Document segment:
[Start of section]
Even positioned as an early entry, “Eternal Sunshine of the Spotless Mind” is destined to be one of the best films of the year. The second collaboration between Gallic music video genius Michel Gondry (whose unbelievable clips for the likes of Daft Punk, the Rolling Stones, Bjork and the White Stripes almost literally burst at the seams with creative elan) and eccentric screenwriter Charlie Kaufman (who has also penned “Being John Malkovich” and “Adaptation” as directorial vehicles for Gondry’s fellow music video virtuoso Spike Jonze), “Sunshine” is a mind-bending tour-de-force of writing, directing, and acting that is both for and about the contents of one’s cranium.

While it resembles Kaufman’s other scripts in its concern for dexterous jumps in space and time as well as its preoccupation with mental interiority, “Sunshine” is far and away the most fully realized of the screenwriter’s filmed stories. While “Malkovich” hinted, often sardonically and skeptically, at the ruinous effects of misguided lust and unrequited love, “Sunshine” contains at its core a sweetly optimistic philosophy of the need for love and affection. Its protagonists deal with the full gamut of roller-coaster highs and lows, from the thrilling, endorphin-fueled rush of first attraction to the bitter resentment of turning into the boring couple you once pitied.

Jim Carrey easily betters his serious-minded turn in “The Truman Show,” displaying incredible subtlety and emotional restraint against the apparent odds. Cast partially, smartly against type as Joel Barish, a reserved introvert, Carrey is provided ample opportunity to demonstrate his remarkable psychological elasticity. At the very beginning of the movie, Joel meets aggressive free-spirit Clementine (Kate Winslet, completely smashing) on a train platform, and the déjà vu that accompanies their flirtations proves spectacularly ripe with layered meaning as Gondry and Kaufman catapult the audience an entire year into the relationship by the time the opening credits appear.

Once balance is temporarily regained, the immediacy of Joel’s situation reveals itself: post breakup, Clementine has hired Dr. Howard Mierzwiak (Tom Wilkinson) to have Joel entirely erased from her memory. Mierzwiak is the proprietor of Lacuna Inc., a storefront clinic with dubious medical credentials implied hysterically via the on-the-job incompetence and unethical behavior of memory-sucking technicians Mark Ruffalo and Elijah Wood. Devastated by Clementine’s harsh act, Joel signs up to undergo the procedure too, so that he can obliterate Clem from his own gray matter. Midway through the process, Joel realizes that he has made a mistake, and his efforts to hold on to experiences he shared with his sweetheart comprise the bulwark of Kaufman and Gondry’s fascinating head trip.

With the aid of Ellen Kuras’ perfect cinematography, which at times shoots blinding beams directly at the characters like cosmic flashlights or prison-tower searchlights, Gondry represents the multiverse of the mind with perfectly integrated special effects, many of them delightfully old fashioned. That having one’s memory eradicated carries with it unknown risks turns out to be only one of the movie’s concerns. By the time Gondry is deep into the labyrinth of Joel’s complex of synapses, the tone has shifted just enough to allow the audience to understand that losing the memory of a heartbreak will not really fix anything – it’s the pain that reminds us that we once had something real. Joel and Clem, desperately trying to outsmart the machinations of Lacuna’s extinguisher, make one of the most romantic pairs in recent cinema. They are, in fact, unforgettable.
[End of section]
What you need to do:
Please answer these questions using the film review above.
1. Which actress plays Clementine?
2. What is the name of the clinic run by Dr. Howard Mierzwiak?
3. Whose cinematography does the review credit?

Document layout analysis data
[Start of section]
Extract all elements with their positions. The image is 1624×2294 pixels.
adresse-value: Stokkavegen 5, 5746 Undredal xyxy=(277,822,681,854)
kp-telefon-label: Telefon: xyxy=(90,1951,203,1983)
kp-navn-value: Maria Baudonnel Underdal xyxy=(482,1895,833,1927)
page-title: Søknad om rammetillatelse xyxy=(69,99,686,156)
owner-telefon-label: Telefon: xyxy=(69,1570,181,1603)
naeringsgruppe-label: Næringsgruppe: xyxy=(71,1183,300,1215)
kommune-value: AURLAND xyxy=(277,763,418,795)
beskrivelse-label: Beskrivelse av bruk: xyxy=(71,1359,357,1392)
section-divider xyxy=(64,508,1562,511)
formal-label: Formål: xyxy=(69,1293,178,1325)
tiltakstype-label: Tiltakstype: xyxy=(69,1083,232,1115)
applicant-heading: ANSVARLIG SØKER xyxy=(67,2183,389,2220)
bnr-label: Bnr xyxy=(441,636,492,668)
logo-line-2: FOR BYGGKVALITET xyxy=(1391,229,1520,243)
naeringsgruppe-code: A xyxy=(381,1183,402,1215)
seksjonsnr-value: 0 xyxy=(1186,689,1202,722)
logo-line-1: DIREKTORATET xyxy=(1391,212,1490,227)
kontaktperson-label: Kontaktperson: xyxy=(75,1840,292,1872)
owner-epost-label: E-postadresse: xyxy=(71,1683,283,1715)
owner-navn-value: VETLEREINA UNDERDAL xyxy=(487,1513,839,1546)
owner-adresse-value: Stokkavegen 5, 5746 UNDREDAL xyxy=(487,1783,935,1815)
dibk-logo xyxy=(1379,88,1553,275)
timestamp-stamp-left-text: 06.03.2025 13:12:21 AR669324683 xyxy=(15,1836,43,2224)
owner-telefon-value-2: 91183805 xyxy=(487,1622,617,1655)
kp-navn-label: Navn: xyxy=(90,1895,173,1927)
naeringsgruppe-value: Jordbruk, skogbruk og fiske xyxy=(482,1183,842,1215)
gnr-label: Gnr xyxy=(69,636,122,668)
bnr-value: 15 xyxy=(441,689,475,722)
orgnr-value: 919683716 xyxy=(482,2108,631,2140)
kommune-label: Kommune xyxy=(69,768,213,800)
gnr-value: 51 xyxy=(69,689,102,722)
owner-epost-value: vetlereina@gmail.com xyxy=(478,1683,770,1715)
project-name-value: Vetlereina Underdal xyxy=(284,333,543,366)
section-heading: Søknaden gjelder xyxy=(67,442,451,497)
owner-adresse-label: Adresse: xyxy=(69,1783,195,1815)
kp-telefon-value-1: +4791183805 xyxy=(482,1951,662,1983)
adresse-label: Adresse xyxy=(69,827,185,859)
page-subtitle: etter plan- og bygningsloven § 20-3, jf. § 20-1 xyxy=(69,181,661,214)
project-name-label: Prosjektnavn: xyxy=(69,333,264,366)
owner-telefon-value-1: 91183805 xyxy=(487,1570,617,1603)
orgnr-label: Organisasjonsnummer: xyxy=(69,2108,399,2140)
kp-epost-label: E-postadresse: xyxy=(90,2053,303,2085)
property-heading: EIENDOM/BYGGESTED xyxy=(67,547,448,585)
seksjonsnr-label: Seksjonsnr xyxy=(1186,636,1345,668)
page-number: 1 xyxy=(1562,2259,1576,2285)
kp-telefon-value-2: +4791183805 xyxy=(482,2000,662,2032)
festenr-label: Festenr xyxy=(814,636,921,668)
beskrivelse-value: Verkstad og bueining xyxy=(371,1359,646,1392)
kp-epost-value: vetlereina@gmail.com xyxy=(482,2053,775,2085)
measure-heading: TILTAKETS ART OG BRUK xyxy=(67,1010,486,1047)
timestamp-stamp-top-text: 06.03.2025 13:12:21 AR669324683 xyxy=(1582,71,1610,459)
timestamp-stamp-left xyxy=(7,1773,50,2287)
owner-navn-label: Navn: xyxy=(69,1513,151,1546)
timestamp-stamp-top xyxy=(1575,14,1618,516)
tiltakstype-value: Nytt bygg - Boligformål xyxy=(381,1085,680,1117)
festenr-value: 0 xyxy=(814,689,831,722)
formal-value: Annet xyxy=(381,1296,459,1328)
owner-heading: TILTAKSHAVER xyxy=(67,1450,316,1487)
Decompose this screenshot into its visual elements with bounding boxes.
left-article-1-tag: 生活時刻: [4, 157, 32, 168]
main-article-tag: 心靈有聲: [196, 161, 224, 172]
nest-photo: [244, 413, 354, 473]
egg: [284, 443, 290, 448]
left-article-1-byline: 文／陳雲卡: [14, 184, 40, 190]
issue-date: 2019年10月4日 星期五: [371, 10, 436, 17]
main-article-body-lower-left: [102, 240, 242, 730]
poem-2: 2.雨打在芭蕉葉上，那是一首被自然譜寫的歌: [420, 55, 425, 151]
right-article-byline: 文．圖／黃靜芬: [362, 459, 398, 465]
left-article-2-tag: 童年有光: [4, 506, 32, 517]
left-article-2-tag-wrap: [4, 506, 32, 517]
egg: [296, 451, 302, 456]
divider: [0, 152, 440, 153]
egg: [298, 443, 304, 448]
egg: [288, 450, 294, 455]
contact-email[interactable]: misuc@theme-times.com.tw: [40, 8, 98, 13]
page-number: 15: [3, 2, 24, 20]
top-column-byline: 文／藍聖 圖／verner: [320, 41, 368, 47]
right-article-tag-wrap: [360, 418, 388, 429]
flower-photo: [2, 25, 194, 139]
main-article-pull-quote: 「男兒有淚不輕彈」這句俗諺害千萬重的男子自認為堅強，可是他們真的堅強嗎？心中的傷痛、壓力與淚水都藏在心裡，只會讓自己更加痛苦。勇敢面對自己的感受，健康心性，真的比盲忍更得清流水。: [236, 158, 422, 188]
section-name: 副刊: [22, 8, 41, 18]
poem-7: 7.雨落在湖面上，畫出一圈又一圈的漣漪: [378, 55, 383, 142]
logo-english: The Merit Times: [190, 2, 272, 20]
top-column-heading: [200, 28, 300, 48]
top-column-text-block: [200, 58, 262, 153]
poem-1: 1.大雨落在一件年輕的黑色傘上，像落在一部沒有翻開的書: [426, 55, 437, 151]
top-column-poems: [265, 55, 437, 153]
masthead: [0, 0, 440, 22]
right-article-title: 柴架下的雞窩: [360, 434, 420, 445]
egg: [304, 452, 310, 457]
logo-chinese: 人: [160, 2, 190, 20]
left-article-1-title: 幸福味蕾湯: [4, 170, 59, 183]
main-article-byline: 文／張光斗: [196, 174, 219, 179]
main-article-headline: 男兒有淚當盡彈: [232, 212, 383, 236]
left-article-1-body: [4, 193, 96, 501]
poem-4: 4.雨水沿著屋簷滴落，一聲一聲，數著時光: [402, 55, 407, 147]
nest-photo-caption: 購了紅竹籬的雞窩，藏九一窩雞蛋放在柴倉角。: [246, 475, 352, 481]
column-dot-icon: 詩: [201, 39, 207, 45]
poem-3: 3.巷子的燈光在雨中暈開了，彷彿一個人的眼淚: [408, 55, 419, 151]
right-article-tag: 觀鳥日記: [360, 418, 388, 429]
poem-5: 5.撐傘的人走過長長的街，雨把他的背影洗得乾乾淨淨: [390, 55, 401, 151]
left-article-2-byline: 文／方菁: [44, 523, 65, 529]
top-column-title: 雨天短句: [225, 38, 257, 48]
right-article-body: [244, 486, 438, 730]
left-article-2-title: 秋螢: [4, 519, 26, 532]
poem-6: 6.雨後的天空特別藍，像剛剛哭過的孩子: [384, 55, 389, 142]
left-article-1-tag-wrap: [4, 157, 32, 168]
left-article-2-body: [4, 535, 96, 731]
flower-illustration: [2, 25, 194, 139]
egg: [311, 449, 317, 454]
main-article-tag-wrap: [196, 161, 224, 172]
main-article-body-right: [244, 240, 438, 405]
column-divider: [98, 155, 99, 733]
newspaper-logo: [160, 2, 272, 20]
[End of section]
Task response:
1. Kate Winslet
2. Lacuna Inc.
3. Ellen Kuras